Description of the task
Write the listing below out again exactly, dropping the images.

Material provided

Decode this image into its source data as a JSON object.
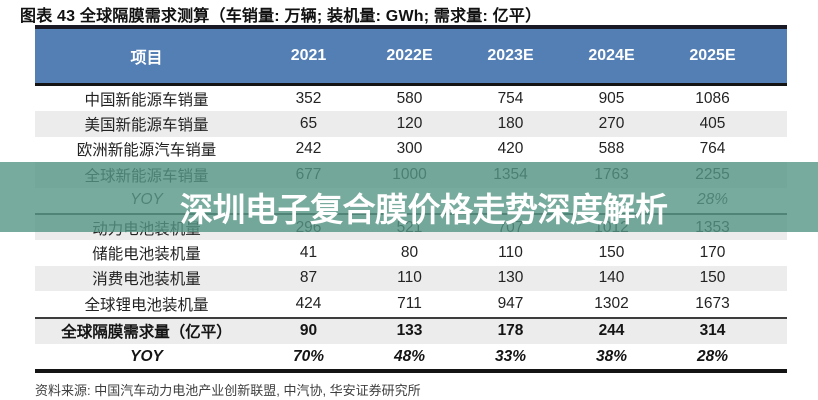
{
  "title": "图表 43 全球隔膜需求测算（车销量: 万辆; 装机量: GWh; 需求量: 亿平）",
  "watermark": {
    "text": "深圳电子复合膜价格走势深度解析"
  },
  "source": "资料来源: 中国汽车动力电池产业创新联盟, 中汽协, 华安证券研究所",
  "colors": {
    "header_bg": "#537fb5",
    "zebra_row": "#ececec",
    "watermark_green": "#77ab9d",
    "border_dark": "#141414"
  },
  "table": {
    "columns": [
      "项目",
      "2021",
      "2022E",
      "2023E",
      "2024E",
      "2025E"
    ],
    "rows": [
      {
        "label": "中国新能源车销量",
        "values": [
          "352",
          "580",
          "754",
          "905",
          "1086"
        ],
        "style": "normal"
      },
      {
        "label": "美国新能源车销量",
        "values": [
          "65",
          "120",
          "180",
          "270",
          "405"
        ],
        "style": "normal"
      },
      {
        "label": "欧洲新能源汽车销量",
        "values": [
          "242",
          "300",
          "420",
          "588",
          "764"
        ],
        "style": "normal"
      },
      {
        "label": "全球新能源车销量",
        "values": [
          "677",
          "1000",
          "1354",
          "1763",
          "2255"
        ],
        "style": "normal"
      },
      {
        "label": "YOY",
        "values": [
          "",
          "",
          "",
          "",
          "28%"
        ],
        "style": "yoy"
      },
      {
        "label": "动力电池装机量",
        "values": [
          "296",
          "521",
          "707",
          "1012",
          "1353"
        ],
        "style": "normal"
      },
      {
        "label": "储能电池装机量",
        "values": [
          "41",
          "80",
          "110",
          "150",
          "170"
        ],
        "style": "normal"
      },
      {
        "label": "消费电池装机量",
        "values": [
          "87",
          "110",
          "130",
          "140",
          "150"
        ],
        "style": "normal"
      },
      {
        "label": "全球锂电池装机量",
        "values": [
          "424",
          "711",
          "947",
          "1302",
          "1673"
        ],
        "style": "normal"
      },
      {
        "label": "全球隔膜需求量（亿平）",
        "values": [
          "90",
          "133",
          "178",
          "244",
          "314"
        ],
        "style": "bold"
      },
      {
        "label": "YOY",
        "values": [
          "70%",
          "48%",
          "33%",
          "38%",
          "28%"
        ],
        "style": "bold-yoy"
      }
    ],
    "section_breaks_after": [
      4,
      8
    ]
  }
}
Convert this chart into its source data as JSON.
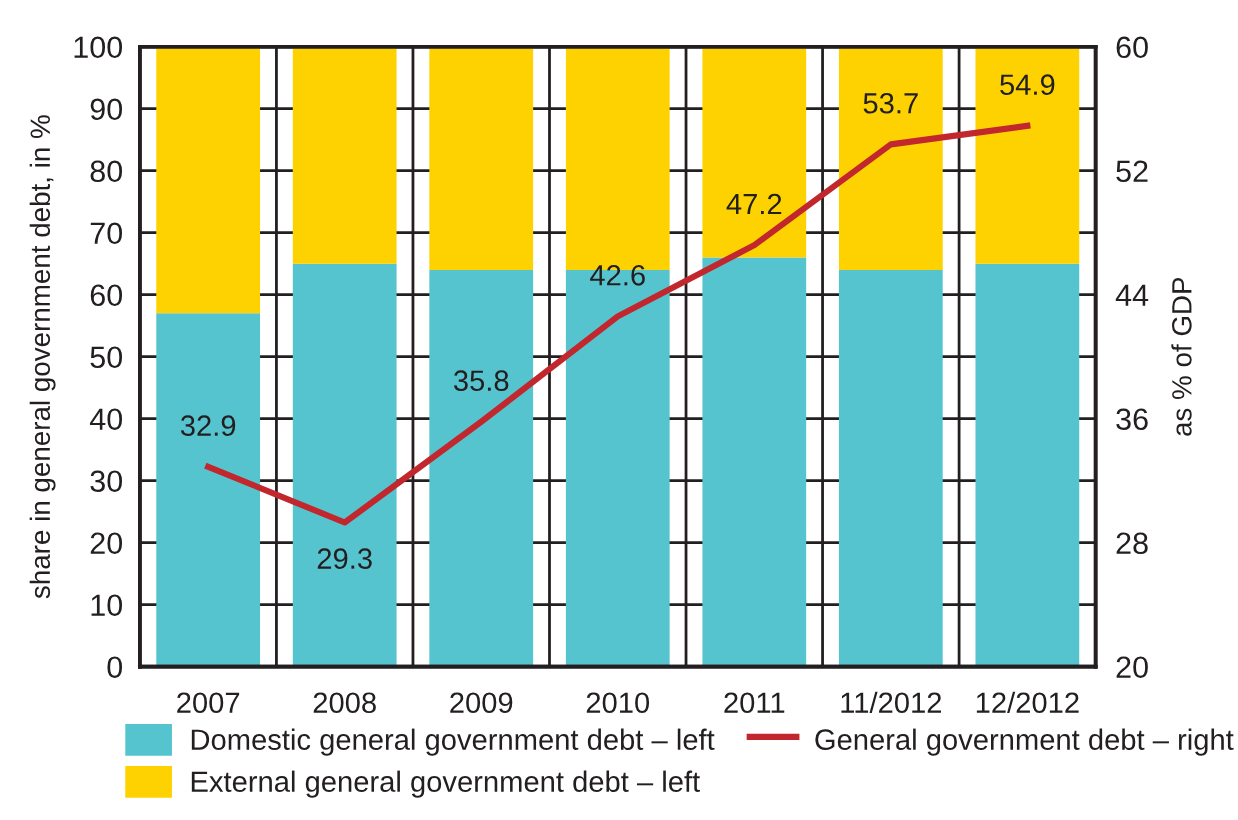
{
  "chart_data": {
    "type": "bar",
    "stacked": true,
    "categories": [
      "2007",
      "2008",
      "2009",
      "2010",
      "2011",
      "11/2012",
      "12/2012"
    ],
    "ylabel": "share in general government debt, in %",
    "y2label": "as % of GDP",
    "ylim": [
      0,
      100
    ],
    "yticks": [
      0,
      10,
      20,
      30,
      40,
      50,
      60,
      70,
      80,
      90,
      100
    ],
    "y2lim": [
      20,
      60
    ],
    "y2ticks": [
      20,
      28,
      36,
      44,
      52,
      60
    ],
    "grid": true,
    "legend": "bottom",
    "series": [
      {
        "name": "Domestic general government debt – left",
        "color": "#56c4cf",
        "values": [
          57,
          65,
          64,
          64,
          66,
          64,
          65
        ]
      },
      {
        "name": "External general government debt – left",
        "color": "#fdd200",
        "values": [
          43,
          35,
          36,
          36,
          34,
          36,
          35
        ]
      },
      {
        "name": "General government debt – right",
        "type": "line",
        "axis": "y2",
        "color": "#c1272d",
        "values": [
          32.9,
          29.3,
          35.8,
          42.6,
          47.2,
          53.7,
          54.9
        ],
        "value_labels": [
          "32.9",
          "29.3",
          "35.8",
          "42.6",
          "47.2",
          "53.7",
          "54.9"
        ]
      }
    ]
  }
}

Result below
Decode this image into its source data as a JSON object.
{
  "title": "图表 43 全球隔膜需求测算（车销量: 万辆; 装机量: GWh; 需求量: 亿平）",
  "watermark": {
    "text": "深圳电子复合膜价格走势深度解析"
  },
  "source": "资料来源: 中国汽车动力电池产业创新联盟, 中汽协, 华安证券研究所",
  "colors": {
    "header_bg": "#537fb5",
    "zebra_row": "#ececec",
    "watermark_green": "#77ab9d",
    "border_dark": "#141414"
  },
  "table": {
    "columns": [
      "项目",
      "2021",
      "2022E",
      "2023E",
      "2024E",
      "2025E"
    ],
    "rows": [
      {
        "label": "中国新能源车销量",
        "values": [
          "352",
          "580",
          "754",
          "905",
          "1086"
        ],
        "style": "normal"
      },
      {
        "label": "美国新能源车销量",
        "values": [
          "65",
          "120",
          "180",
          "270",
          "405"
        ],
        "style": "normal"
      },
      {
        "label": "欧洲新能源汽车销量",
        "values": [
          "242",
          "300",
          "420",
          "588",
          "764"
        ],
        "style": "normal"
      },
      {
        "label": "全球新能源车销量",
        "values": [
          "677",
          "1000",
          "1354",
          "1763",
          "2255"
        ],
        "style": "normal"
      },
      {
        "label": "YOY",
        "values": [
          "",
          "",
          "",
          "",
          "28%"
        ],
        "style": "yoy"
      },
      {
        "label": "动力电池装机量",
        "values": [
          "296",
          "521",
          "707",
          "1012",
          "1353"
        ],
        "style": "normal"
      },
      {
        "label": "储能电池装机量",
        "values": [
          "41",
          "80",
          "110",
          "150",
          "170"
        ],
        "style": "normal"
      },
      {
        "label": "消费电池装机量",
        "values": [
          "87",
          "110",
          "130",
          "140",
          "150"
        ],
        "style": "normal"
      },
      {
        "label": "全球锂电池装机量",
        "values": [
          "424",
          "711",
          "947",
          "1302",
          "1673"
        ],
        "style": "normal"
      },
      {
        "label": "全球隔膜需求量（亿平）",
        "values": [
          "90",
          "133",
          "178",
          "244",
          "314"
        ],
        "style": "bold"
      },
      {
        "label": "YOY",
        "values": [
          "70%",
          "48%",
          "33%",
          "38%",
          "28%"
        ],
        "style": "bold-yoy"
      }
    ],
    "section_breaks_after": [
      4,
      8
    ]
  }
}
Convert this chart into its source data as JSON.
{
  "chart_data": {
    "type": "bar",
    "stacked": true,
    "categories": [
      "2007",
      "2008",
      "2009",
      "2010",
      "2011",
      "11/2012",
      "12/2012"
    ],
    "ylabel": "share in general government debt, in %",
    "y2label": "as % of GDP",
    "ylim": [
      0,
      100
    ],
    "yticks": [
      0,
      10,
      20,
      30,
      40,
      50,
      60,
      70,
      80,
      90,
      100
    ],
    "y2lim": [
      20,
      60
    ],
    "y2ticks": [
      20,
      28,
      36,
      44,
      52,
      60
    ],
    "grid": true,
    "legend": "bottom",
    "series": [
      {
        "name": "Domestic general government debt – left",
        "color": "#56c4cf",
        "values": [
          57,
          65,
          64,
          64,
          66,
          64,
          65
        ]
      },
      {
        "name": "External general government debt – left",
        "color": "#fdd200",
        "values": [
          43,
          35,
          36,
          36,
          34,
          36,
          35
        ]
      },
      {
        "name": "General government debt – right",
        "type": "line",
        "axis": "y2",
        "color": "#c1272d",
        "values": [
          32.9,
          29.3,
          35.8,
          42.6,
          47.2,
          53.7,
          54.9
        ],
        "value_labels": [
          "32.9",
          "29.3",
          "35.8",
          "42.6",
          "47.2",
          "53.7",
          "54.9"
        ]
      }
    ]
  }
}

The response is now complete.